* Begin Supplied data *

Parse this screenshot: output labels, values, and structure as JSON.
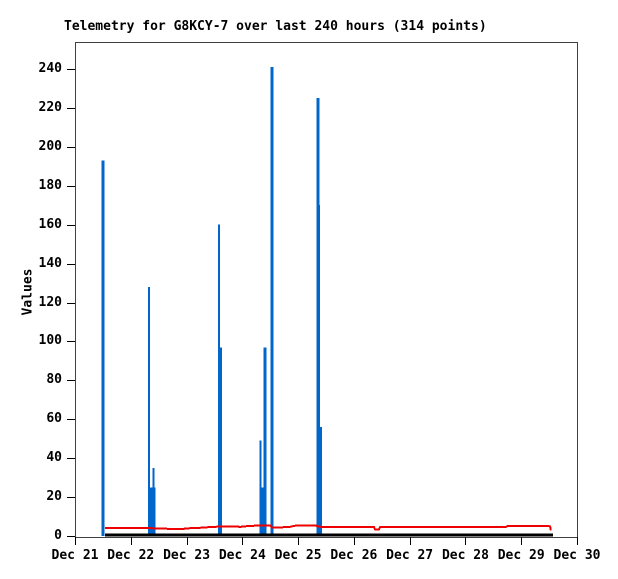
{
  "chart_data": {
    "type": "line",
    "title": "Telemetry for G8KCY-7 over last 240 hours (314 points)",
    "xlabel": "",
    "ylabel": "Values",
    "x_tick_labels": [
      "Dec 21",
      "Dec 22",
      "Dec 23",
      "Dec 24",
      "Dec 25",
      "Dec 26",
      "Dec 27",
      "Dec 28",
      "Dec 29",
      "Dec 30"
    ],
    "x_range": [
      21,
      30
    ],
    "y_ticks": [
      0,
      20,
      40,
      60,
      80,
      100,
      120,
      140,
      160,
      180,
      200,
      220,
      240
    ],
    "y_range": [
      0,
      254
    ],
    "grid": false,
    "legend": "none",
    "colors": {
      "impulse_series": "#0066cc",
      "line_series": "#ee0000",
      "baseline_series": "#000000",
      "border": "#404040"
    },
    "series": [
      {
        "name": "blue-impulse",
        "type": "impulse",
        "color": "#0066cc",
        "points": [
          {
            "x": 21.5,
            "y": 193,
            "w": 3
          },
          {
            "x": 22.33,
            "y": 128,
            "w": 2
          },
          {
            "x": 22.39,
            "y": 25,
            "w": 6
          },
          {
            "x": 22.41,
            "y": 35,
            "w": 2
          },
          {
            "x": 23.58,
            "y": 160,
            "w": 2
          },
          {
            "x": 23.6,
            "y": 97,
            "w": 4
          },
          {
            "x": 24.33,
            "y": 49,
            "w": 2
          },
          {
            "x": 24.37,
            "y": 25,
            "w": 6
          },
          {
            "x": 24.41,
            "y": 97,
            "w": 3
          },
          {
            "x": 24.53,
            "y": 241,
            "w": 3
          },
          {
            "x": 25.36,
            "y": 225,
            "w": 3
          },
          {
            "x": 25.37,
            "y": 170,
            "w": 3
          },
          {
            "x": 25.38,
            "y": 56,
            "w": 5
          }
        ]
      },
      {
        "name": "black-baseline",
        "type": "line",
        "color": "#000000",
        "width": 3,
        "points": [
          [
            21.54,
            0.5
          ],
          [
            29.57,
            0.5
          ]
        ]
      },
      {
        "name": "red-line",
        "type": "line",
        "color": "#ee0000",
        "width": 2,
        "points": [
          [
            21.54,
            4.1
          ],
          [
            22.31,
            4.1
          ],
          [
            22.43,
            3.9
          ],
          [
            22.92,
            3.5
          ],
          [
            22.99,
            3.9
          ],
          [
            23.24,
            4.2
          ],
          [
            23.47,
            4.7
          ],
          [
            23.64,
            4.9
          ],
          [
            23.92,
            4.9
          ],
          [
            23.96,
            4.5
          ],
          [
            23.99,
            4.9
          ],
          [
            24.28,
            5.4
          ],
          [
            24.5,
            5.4
          ],
          [
            24.53,
            4.3
          ],
          [
            24.68,
            4.4
          ],
          [
            24.85,
            4.7
          ],
          [
            24.98,
            5.5
          ],
          [
            25.21,
            5.5
          ],
          [
            25.32,
            5.3
          ],
          [
            25.41,
            4.7
          ],
          [
            26.36,
            4.7
          ],
          [
            26.38,
            3.4
          ],
          [
            26.45,
            3.4
          ],
          [
            26.47,
            4.7
          ],
          [
            28.73,
            4.7
          ],
          [
            28.76,
            5.2
          ],
          [
            29.48,
            5.2
          ],
          [
            29.52,
            4.9
          ],
          [
            29.53,
            2.9
          ]
        ]
      }
    ]
  }
}
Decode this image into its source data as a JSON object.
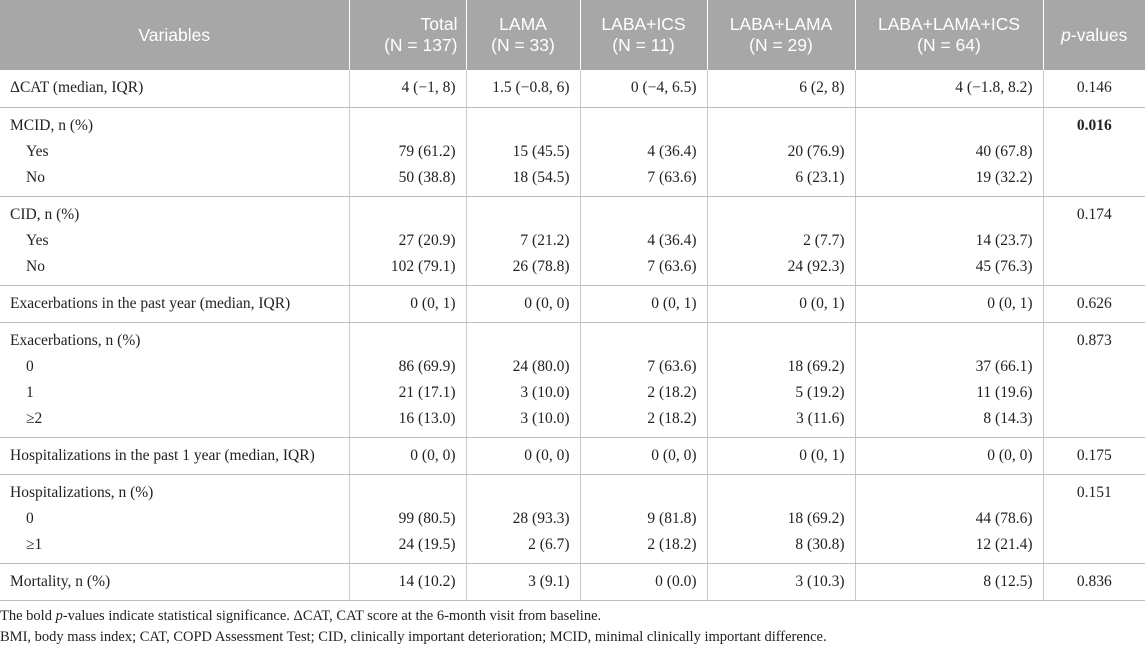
{
  "header": {
    "variables": "Variables",
    "total": "Total",
    "total_n": "(N = 137)",
    "lama": "LAMA",
    "lama_n": "(N = 33)",
    "laba_ics": "LABA+ICS",
    "laba_ics_n": "(N = 11)",
    "laba_lama": "LABA+LAMA",
    "laba_lama_n": "(N = 29)",
    "triple": "LABA+LAMA+ICS",
    "triple_n": "(N = 64)",
    "p_prefix": "p",
    "p_suffix": "-values"
  },
  "rows": [
    {
      "label": "ΔCAT (median, IQR)",
      "sub": [],
      "values": [
        [
          "4 (−1, 8)"
        ],
        [
          "1.5 (−0.8, 6)"
        ],
        [
          "0 (−4, 6.5)"
        ],
        [
          "6 (2, 8)"
        ],
        [
          "4 (−1.8, 8.2)"
        ]
      ],
      "p": "0.146",
      "p_bold": false
    },
    {
      "label": "MCID, n (%)",
      "sub": [
        "Yes",
        "No"
      ],
      "values": [
        [
          "79 (61.2)",
          "50 (38.8)"
        ],
        [
          "15 (45.5)",
          "18 (54.5)"
        ],
        [
          "4 (36.4)",
          "7 (63.6)"
        ],
        [
          "20 (76.9)",
          "6 (23.1)"
        ],
        [
          "40 (67.8)",
          "19 (32.2)"
        ]
      ],
      "p": "0.016",
      "p_bold": true
    },
    {
      "label": "CID, n (%)",
      "sub": [
        "Yes",
        "No"
      ],
      "values": [
        [
          "27 (20.9)",
          "102 (79.1)"
        ],
        [
          "7 (21.2)",
          "26 (78.8)"
        ],
        [
          "4 (36.4)",
          "7 (63.6)"
        ],
        [
          "2 (7.7)",
          "24 (92.3)"
        ],
        [
          "14 (23.7)",
          "45 (76.3)"
        ]
      ],
      "p": "0.174",
      "p_bold": false
    },
    {
      "label": "Exacerbations in the past year (median, IQR)",
      "sub": [],
      "values": [
        [
          "0 (0, 1)"
        ],
        [
          "0 (0, 0)"
        ],
        [
          "0 (0, 1)"
        ],
        [
          "0 (0, 1)"
        ],
        [
          "0 (0, 1)"
        ]
      ],
      "p": "0.626",
      "p_bold": false
    },
    {
      "label": "Exacerbations, n (%)",
      "sub": [
        "0",
        "1",
        "≥2"
      ],
      "values": [
        [
          "86 (69.9)",
          "21 (17.1)",
          "16 (13.0)"
        ],
        [
          "24 (80.0)",
          "3 (10.0)",
          "3 (10.0)"
        ],
        [
          "7 (63.6)",
          "2 (18.2)",
          "2 (18.2)"
        ],
        [
          "18 (69.2)",
          "5 (19.2)",
          "3 (11.6)"
        ],
        [
          "37 (66.1)",
          "11 (19.6)",
          "8 (14.3)"
        ]
      ],
      "p": "0.873",
      "p_bold": false
    },
    {
      "label": "Hospitalizations in the past 1 year (median, IQR)",
      "sub": [],
      "values": [
        [
          "0 (0, 0)"
        ],
        [
          "0 (0, 0)"
        ],
        [
          "0 (0, 0)"
        ],
        [
          "0 (0, 1)"
        ],
        [
          "0 (0, 0)"
        ]
      ],
      "p": "0.175",
      "p_bold": false
    },
    {
      "label": "Hospitalizations, n (%)",
      "sub": [
        "0",
        "≥1"
      ],
      "values": [
        [
          "99 (80.5)",
          "24 (19.5)"
        ],
        [
          "28 (93.3)",
          "2 (6.7)"
        ],
        [
          "9 (81.8)",
          "2 (18.2)"
        ],
        [
          "18 (69.2)",
          "8 (30.8)"
        ],
        [
          "44 (78.6)",
          "12 (21.4)"
        ]
      ],
      "p": "0.151",
      "p_bold": false
    },
    {
      "label": "Mortality, n (%)",
      "sub": [],
      "values": [
        [
          "14 (10.2)"
        ],
        [
          "3 (9.1)"
        ],
        [
          "0 (0.0)"
        ],
        [
          "3 (10.3)"
        ],
        [
          "8 (12.5)"
        ]
      ],
      "p": "0.836",
      "p_bold": false
    }
  ],
  "footnotes": {
    "line1_pre": "The bold ",
    "line1_p": "p",
    "line1_post": "-values indicate statistical significance. ΔCAT, CAT score at the 6-month visit from baseline.",
    "line2": "BMI, body mass index; CAT, COPD Assessment Test; CID, clinically important deterioration; MCID, minimal clinically important difference."
  }
}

* End Supplied data *

_Work required:_ Print out the material word for word, omitting the pictures.

_The response:_
Parse this screenshot: output labels, values, and structure as JSON.
{
  "chart_data": {
    "type": "line",
    "title": "Telemetry for G8KCY-7 over last 240 hours (314 points)",
    "xlabel": "",
    "ylabel": "Values",
    "x_tick_labels": [
      "Dec 21",
      "Dec 22",
      "Dec 23",
      "Dec 24",
      "Dec 25",
      "Dec 26",
      "Dec 27",
      "Dec 28",
      "Dec 29",
      "Dec 30"
    ],
    "x_range": [
      21,
      30
    ],
    "y_ticks": [
      0,
      20,
      40,
      60,
      80,
      100,
      120,
      140,
      160,
      180,
      200,
      220,
      240
    ],
    "y_range": [
      0,
      254
    ],
    "grid": false,
    "legend": "none",
    "colors": {
      "impulse_series": "#0066cc",
      "line_series": "#ee0000",
      "baseline_series": "#000000",
      "border": "#404040"
    },
    "series": [
      {
        "name": "blue-impulse",
        "type": "impulse",
        "color": "#0066cc",
        "points": [
          {
            "x": 21.5,
            "y": 193,
            "w": 3
          },
          {
            "x": 22.33,
            "y": 128,
            "w": 2
          },
          {
            "x": 22.39,
            "y": 25,
            "w": 6
          },
          {
            "x": 22.41,
            "y": 35,
            "w": 2
          },
          {
            "x": 23.58,
            "y": 160,
            "w": 2
          },
          {
            "x": 23.6,
            "y": 97,
            "w": 4
          },
          {
            "x": 24.33,
            "y": 49,
            "w": 2
          },
          {
            "x": 24.37,
            "y": 25,
            "w": 6
          },
          {
            "x": 24.41,
            "y": 97,
            "w": 3
          },
          {
            "x": 24.53,
            "y": 241,
            "w": 3
          },
          {
            "x": 25.36,
            "y": 225,
            "w": 3
          },
          {
            "x": 25.37,
            "y": 170,
            "w": 3
          },
          {
            "x": 25.38,
            "y": 56,
            "w": 5
          }
        ]
      },
      {
        "name": "black-baseline",
        "type": "line",
        "color": "#000000",
        "width": 3,
        "points": [
          [
            21.54,
            0.5
          ],
          [
            29.57,
            0.5
          ]
        ]
      },
      {
        "name": "red-line",
        "type": "line",
        "color": "#ee0000",
        "width": 2,
        "points": [
          [
            21.54,
            4.1
          ],
          [
            22.31,
            4.1
          ],
          [
            22.43,
            3.9
          ],
          [
            22.92,
            3.5
          ],
          [
            22.99,
            3.9
          ],
          [
            23.24,
            4.2
          ],
          [
            23.47,
            4.7
          ],
          [
            23.64,
            4.9
          ],
          [
            23.92,
            4.9
          ],
          [
            23.96,
            4.5
          ],
          [
            23.99,
            4.9
          ],
          [
            24.28,
            5.4
          ],
          [
            24.5,
            5.4
          ],
          [
            24.53,
            4.3
          ],
          [
            24.68,
            4.4
          ],
          [
            24.85,
            4.7
          ],
          [
            24.98,
            5.5
          ],
          [
            25.21,
            5.5
          ],
          [
            25.32,
            5.3
          ],
          [
            25.41,
            4.7
          ],
          [
            26.36,
            4.7
          ],
          [
            26.38,
            3.4
          ],
          [
            26.45,
            3.4
          ],
          [
            26.47,
            4.7
          ],
          [
            28.73,
            4.7
          ],
          [
            28.76,
            5.2
          ],
          [
            29.48,
            5.2
          ],
          [
            29.52,
            4.9
          ],
          [
            29.53,
            2.9
          ]
        ]
      }
    ]
  }
}
Decode this image into its source data as a JSON object.
{
  "header": {
    "variables": "Variables",
    "total": "Total",
    "total_n": "(N = 137)",
    "lama": "LAMA",
    "lama_n": "(N = 33)",
    "laba_ics": "LABA+ICS",
    "laba_ics_n": "(N = 11)",
    "laba_lama": "LABA+LAMA",
    "laba_lama_n": "(N = 29)",
    "triple": "LABA+LAMA+ICS",
    "triple_n": "(N = 64)",
    "p_prefix": "p",
    "p_suffix": "-values"
  },
  "rows": [
    {
      "label": "ΔCAT (median, IQR)",
      "sub": [],
      "values": [
        [
          "4 (−1, 8)"
        ],
        [
          "1.5 (−0.8, 6)"
        ],
        [
          "0 (−4, 6.5)"
        ],
        [
          "6 (2, 8)"
        ],
        [
          "4 (−1.8, 8.2)"
        ]
      ],
      "p": "0.146",
      "p_bold": false
    },
    {
      "label": "MCID, n (%)",
      "sub": [
        "Yes",
        "No"
      ],
      "values": [
        [
          "79 (61.2)",
          "50 (38.8)"
        ],
        [
          "15 (45.5)",
          "18 (54.5)"
        ],
        [
          "4 (36.4)",
          "7 (63.6)"
        ],
        [
          "20 (76.9)",
          "6 (23.1)"
        ],
        [
          "40 (67.8)",
          "19 (32.2)"
        ]
      ],
      "p": "0.016",
      "p_bold": true
    },
    {
      "label": "CID, n (%)",
      "sub": [
        "Yes",
        "No"
      ],
      "values": [
        [
          "27 (20.9)",
          "102 (79.1)"
        ],
        [
          "7 (21.2)",
          "26 (78.8)"
        ],
        [
          "4 (36.4)",
          "7 (63.6)"
        ],
        [
          "2 (7.7)",
          "24 (92.3)"
        ],
        [
          "14 (23.7)",
          "45 (76.3)"
        ]
      ],
      "p": "0.174",
      "p_bold": false
    },
    {
      "label": "Exacerbations in the past year (median, IQR)",
      "sub": [],
      "values": [
        [
          "0 (0, 1)"
        ],
        [
          "0 (0, 0)"
        ],
        [
          "0 (0, 1)"
        ],
        [
          "0 (0, 1)"
        ],
        [
          "0 (0, 1)"
        ]
      ],
      "p": "0.626",
      "p_bold": false
    },
    {
      "label": "Exacerbations, n (%)",
      "sub": [
        "0",
        "1",
        "≥2"
      ],
      "values": [
        [
          "86 (69.9)",
          "21 (17.1)",
          "16 (13.0)"
        ],
        [
          "24 (80.0)",
          "3 (10.0)",
          "3 (10.0)"
        ],
        [
          "7 (63.6)",
          "2 (18.2)",
          "2 (18.2)"
        ],
        [
          "18 (69.2)",
          "5 (19.2)",
          "3 (11.6)"
        ],
        [
          "37 (66.1)",
          "11 (19.6)",
          "8 (14.3)"
        ]
      ],
      "p": "0.873",
      "p_bold": false
    },
    {
      "label": "Hospitalizations in the past 1 year (median, IQR)",
      "sub": [],
      "values": [
        [
          "0 (0, 0)"
        ],
        [
          "0 (0, 0)"
        ],
        [
          "0 (0, 0)"
        ],
        [
          "0 (0, 1)"
        ],
        [
          "0 (0, 0)"
        ]
      ],
      "p": "0.175",
      "p_bold": false
    },
    {
      "label": "Hospitalizations, n (%)",
      "sub": [
        "0",
        "≥1"
      ],
      "values": [
        [
          "99 (80.5)",
          "24 (19.5)"
        ],
        [
          "28 (93.3)",
          "2 (6.7)"
        ],
        [
          "9 (81.8)",
          "2 (18.2)"
        ],
        [
          "18 (69.2)",
          "8 (30.8)"
        ],
        [
          "44 (78.6)",
          "12 (21.4)"
        ]
      ],
      "p": "0.151",
      "p_bold": false
    },
    {
      "label": "Mortality, n (%)",
      "sub": [],
      "values": [
        [
          "14 (10.2)"
        ],
        [
          "3 (9.1)"
        ],
        [
          "0 (0.0)"
        ],
        [
          "3 (10.3)"
        ],
        [
          "8 (12.5)"
        ]
      ],
      "p": "0.836",
      "p_bold": false
    }
  ],
  "footnotes": {
    "line1_pre": "The bold ",
    "line1_p": "p",
    "line1_post": "-values indicate statistical significance. ΔCAT, CAT score at the 6-month visit from baseline.",
    "line2": "BMI, body mass index; CAT, COPD Assessment Test; CID, clinically important deterioration; MCID, minimal clinically important difference."
  }
}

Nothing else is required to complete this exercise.